- [TASK INSTRUCTIONS]
Scan the data beneath this task and copy each line that includes "Rechtbank".
───── DATA SHOWN
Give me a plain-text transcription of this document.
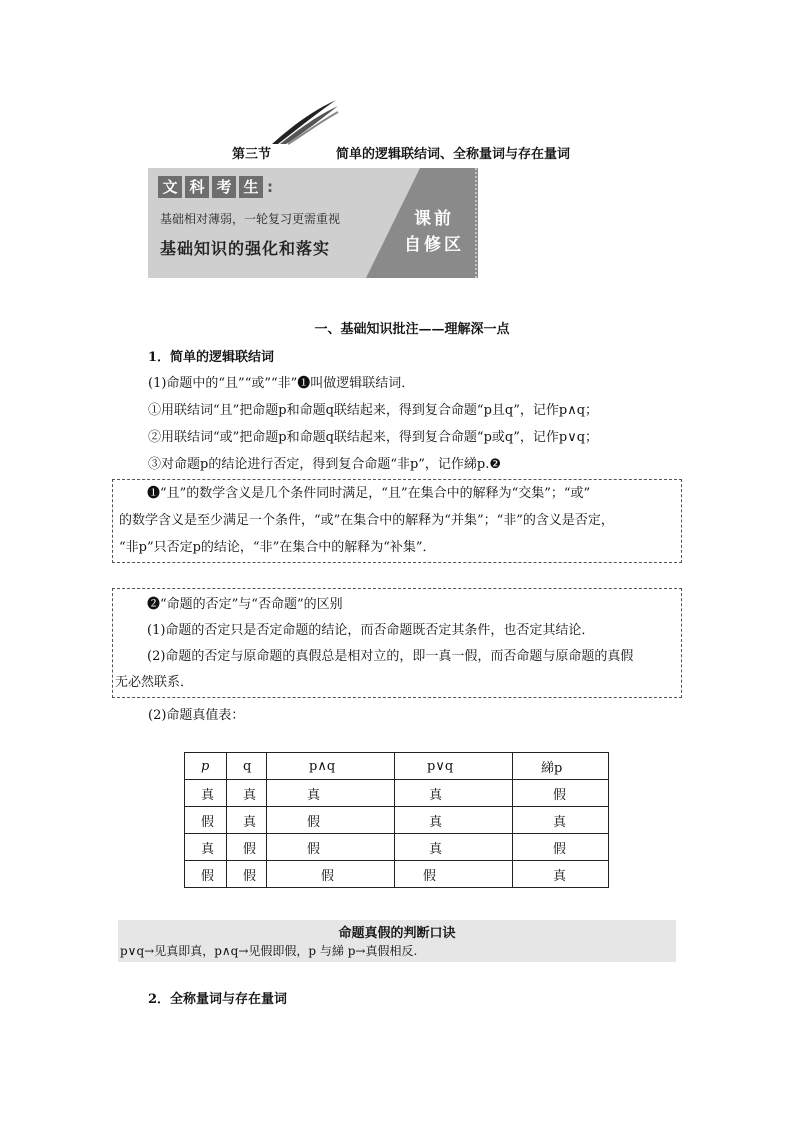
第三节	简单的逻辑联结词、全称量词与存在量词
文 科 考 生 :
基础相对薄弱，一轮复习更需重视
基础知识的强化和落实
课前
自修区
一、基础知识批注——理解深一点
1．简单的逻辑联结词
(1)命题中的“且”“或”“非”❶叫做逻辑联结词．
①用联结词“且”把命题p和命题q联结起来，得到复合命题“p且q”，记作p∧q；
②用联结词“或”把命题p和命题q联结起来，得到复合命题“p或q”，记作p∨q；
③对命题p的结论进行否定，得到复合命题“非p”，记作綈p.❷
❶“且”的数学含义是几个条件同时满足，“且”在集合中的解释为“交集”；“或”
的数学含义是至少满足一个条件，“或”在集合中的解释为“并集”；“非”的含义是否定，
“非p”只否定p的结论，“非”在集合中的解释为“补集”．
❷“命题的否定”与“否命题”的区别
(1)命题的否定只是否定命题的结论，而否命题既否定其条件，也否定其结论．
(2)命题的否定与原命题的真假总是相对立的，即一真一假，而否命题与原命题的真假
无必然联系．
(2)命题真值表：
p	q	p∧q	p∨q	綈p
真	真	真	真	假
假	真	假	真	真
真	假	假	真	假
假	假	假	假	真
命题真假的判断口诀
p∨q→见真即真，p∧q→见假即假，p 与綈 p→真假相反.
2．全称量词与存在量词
──────────
───── DATA SHOWN
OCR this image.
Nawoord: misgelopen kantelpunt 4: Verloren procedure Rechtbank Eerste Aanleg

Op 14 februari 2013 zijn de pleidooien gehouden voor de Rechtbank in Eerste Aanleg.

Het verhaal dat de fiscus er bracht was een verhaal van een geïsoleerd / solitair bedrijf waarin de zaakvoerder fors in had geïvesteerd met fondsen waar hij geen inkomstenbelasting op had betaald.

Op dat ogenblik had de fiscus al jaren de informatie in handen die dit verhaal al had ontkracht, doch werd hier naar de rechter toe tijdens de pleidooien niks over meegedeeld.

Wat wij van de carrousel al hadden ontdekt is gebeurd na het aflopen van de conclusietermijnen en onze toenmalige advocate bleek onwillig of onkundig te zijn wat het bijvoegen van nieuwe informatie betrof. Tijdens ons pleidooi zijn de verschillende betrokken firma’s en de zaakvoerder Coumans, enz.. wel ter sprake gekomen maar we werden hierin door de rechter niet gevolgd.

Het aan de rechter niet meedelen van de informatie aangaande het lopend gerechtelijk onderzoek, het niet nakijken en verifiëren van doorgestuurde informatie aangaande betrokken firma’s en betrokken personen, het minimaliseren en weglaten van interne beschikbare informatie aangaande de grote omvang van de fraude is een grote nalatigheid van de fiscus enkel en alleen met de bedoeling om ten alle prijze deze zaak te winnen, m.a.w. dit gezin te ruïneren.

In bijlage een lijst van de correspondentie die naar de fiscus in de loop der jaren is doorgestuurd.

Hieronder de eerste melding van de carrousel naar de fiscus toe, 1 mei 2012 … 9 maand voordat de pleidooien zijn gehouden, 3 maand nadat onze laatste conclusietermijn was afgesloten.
──────────
- [COMPLETE ANSWER]
Nawoord: misgelopen kantelpunt 4: Verloren procedure Rechtbank Eerste Aanleg
Op 14 februari 2013 zijn de pleidooien gehouden voor de Rechtbank in Eerste Aanleg.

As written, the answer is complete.